_Records to use_.
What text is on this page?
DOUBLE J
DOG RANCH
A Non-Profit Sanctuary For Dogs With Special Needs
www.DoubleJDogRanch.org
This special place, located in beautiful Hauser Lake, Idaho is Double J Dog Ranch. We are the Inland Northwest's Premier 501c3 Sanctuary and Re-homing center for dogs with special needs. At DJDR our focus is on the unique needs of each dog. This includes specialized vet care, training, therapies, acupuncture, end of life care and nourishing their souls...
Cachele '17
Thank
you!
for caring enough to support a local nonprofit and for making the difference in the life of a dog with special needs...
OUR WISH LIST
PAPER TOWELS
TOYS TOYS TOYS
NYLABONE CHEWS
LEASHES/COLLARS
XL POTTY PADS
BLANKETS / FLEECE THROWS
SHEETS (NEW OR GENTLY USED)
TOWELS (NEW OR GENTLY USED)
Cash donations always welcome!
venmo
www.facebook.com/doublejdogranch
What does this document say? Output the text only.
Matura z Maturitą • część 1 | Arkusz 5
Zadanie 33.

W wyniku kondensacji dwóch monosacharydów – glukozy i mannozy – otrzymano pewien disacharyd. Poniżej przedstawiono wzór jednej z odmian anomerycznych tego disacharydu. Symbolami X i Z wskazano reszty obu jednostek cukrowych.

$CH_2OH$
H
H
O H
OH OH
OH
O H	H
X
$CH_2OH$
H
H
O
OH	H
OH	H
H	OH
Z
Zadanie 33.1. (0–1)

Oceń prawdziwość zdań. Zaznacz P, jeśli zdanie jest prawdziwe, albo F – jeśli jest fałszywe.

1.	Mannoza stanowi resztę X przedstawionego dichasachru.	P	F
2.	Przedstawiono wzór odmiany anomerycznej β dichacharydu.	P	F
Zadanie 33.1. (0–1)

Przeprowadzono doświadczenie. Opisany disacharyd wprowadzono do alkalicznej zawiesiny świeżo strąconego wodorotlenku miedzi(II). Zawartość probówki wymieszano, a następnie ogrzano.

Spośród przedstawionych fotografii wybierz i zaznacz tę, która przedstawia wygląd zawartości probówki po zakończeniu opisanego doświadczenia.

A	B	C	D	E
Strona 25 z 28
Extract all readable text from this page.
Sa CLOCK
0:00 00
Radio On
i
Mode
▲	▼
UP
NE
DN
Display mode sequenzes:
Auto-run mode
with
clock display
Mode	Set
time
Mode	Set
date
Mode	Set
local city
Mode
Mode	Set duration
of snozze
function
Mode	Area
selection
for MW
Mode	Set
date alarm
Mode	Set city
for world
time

_Exercise goal_. Copy out the lines from the line containing "Extract all readable text from this page." to the end of the listing above, without alteration.

_Task result_.
Extract all readable text from this page.
Sa CLOCK
0:00 00
Radio On
i
Mode
▲	▼
UP
NE
DN
Display mode sequenzes:
Auto-run mode
with
clock display
Mode	Set
time
Mode	Set
date
Mode	Set
local city
Mode
Mode	Set duration
of snozze
function
Mode	Area
selection
for MW
Mode	Set
date alarm
Mode	Set city
for world
time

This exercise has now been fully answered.